What to work on |
Omit the images, then print each record below exactly as it reads.

Data entries:
━━━━━━

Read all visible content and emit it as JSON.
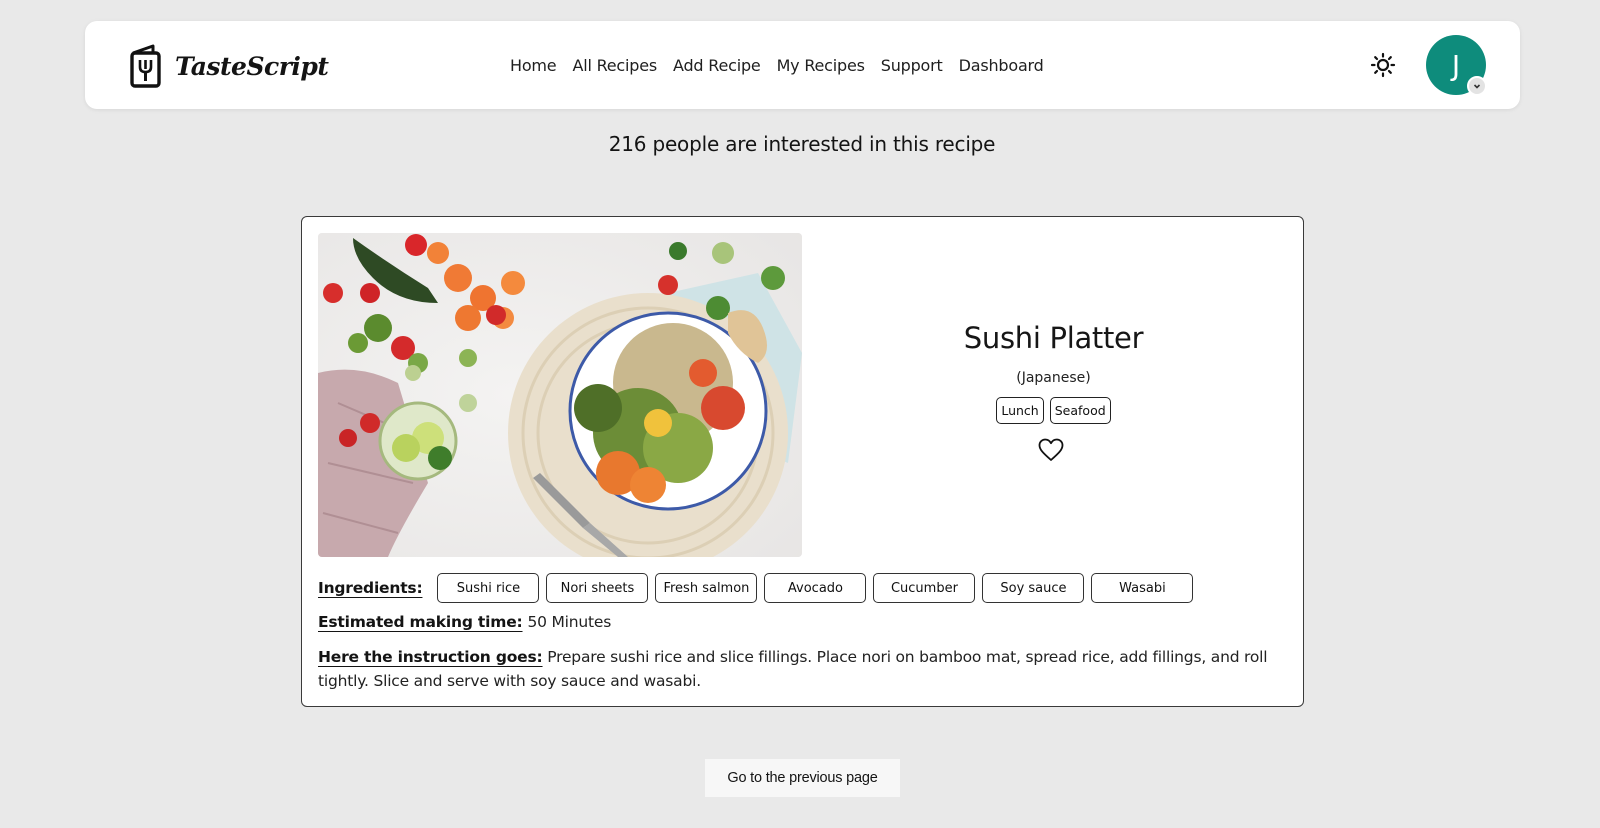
{
  "brand": {
    "name": "TasteScript",
    "icon": "fork-menu-icon"
  },
  "nav": {
    "links": [
      "Home",
      "All Recipes",
      "Add Recipe",
      "My Recipes",
      "Support",
      "Dashboard"
    ]
  },
  "header_actions": {
    "theme_icon": "sun-icon",
    "avatar_initial": "J",
    "avatar_color": "#0e8c7c",
    "avatar_menu_icon": "chevron-down-icon"
  },
  "interest_text": "216 people are interested in this recipe",
  "recipe": {
    "title": "Sushi Platter",
    "cuisine": "(Japanese)",
    "tags": [
      "Lunch",
      "Seafood"
    ],
    "favorite_icon": "heart-outline-icon",
    "ingredients_label": "Ingredients:",
    "ingredients": [
      "Sushi rice",
      "Nori sheets",
      "Fresh salmon",
      "Avocado",
      "Cucumber",
      "Soy sauce",
      "Wasabi"
    ],
    "time_label": "Estimated making time:",
    "time_value": "50 Minutes",
    "instruction_label": "Here the instruction goes:",
    "instruction_text": "Prepare sushi rice and slice fillings. Place nori on bamboo mat, spread rice, add fillings, and roll tightly. Slice and serve with soy sauce and wasabi."
  },
  "prev_button_label": "Go to the previous page"
}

━━━━━━

Solution |
Read all visible content and emit it as JSON.
{
  "brand": {
    "name": "TasteScript",
    "icon": "fork-menu-icon"
  },
  "nav": {
    "links": [
      "Home",
      "All Recipes",
      "Add Recipe",
      "My Recipes",
      "Support",
      "Dashboard"
    ]
  },
  "header_actions": {
    "theme_icon": "sun-icon",
    "avatar_initial": "J",
    "avatar_color": "#0e8c7c",
    "avatar_menu_icon": "chevron-down-icon"
  },
  "interest_text": "216 people are interested in this recipe",
  "recipe": {
    "title": "Sushi Platter",
    "cuisine": "(Japanese)",
    "tags": [
      "Lunch",
      "Seafood"
    ],
    "favorite_icon": "heart-outline-icon",
    "ingredients_label": "Ingredients:",
    "ingredients": [
      "Sushi rice",
      "Nori sheets",
      "Fresh salmon",
      "Avocado",
      "Cucumber",
      "Soy sauce",
      "Wasabi"
    ],
    "time_label": "Estimated making time:",
    "time_value": "50 Minutes",
    "instruction_label": "Here the instruction goes:",
    "instruction_text": "Prepare sushi rice and slice fillings. Place nori on bamboo mat, spread rice, add fillings, and roll tightly. Slice and serve with soy sauce and wasabi."
  },
  "prev_button_label": "Go to the previous page"
}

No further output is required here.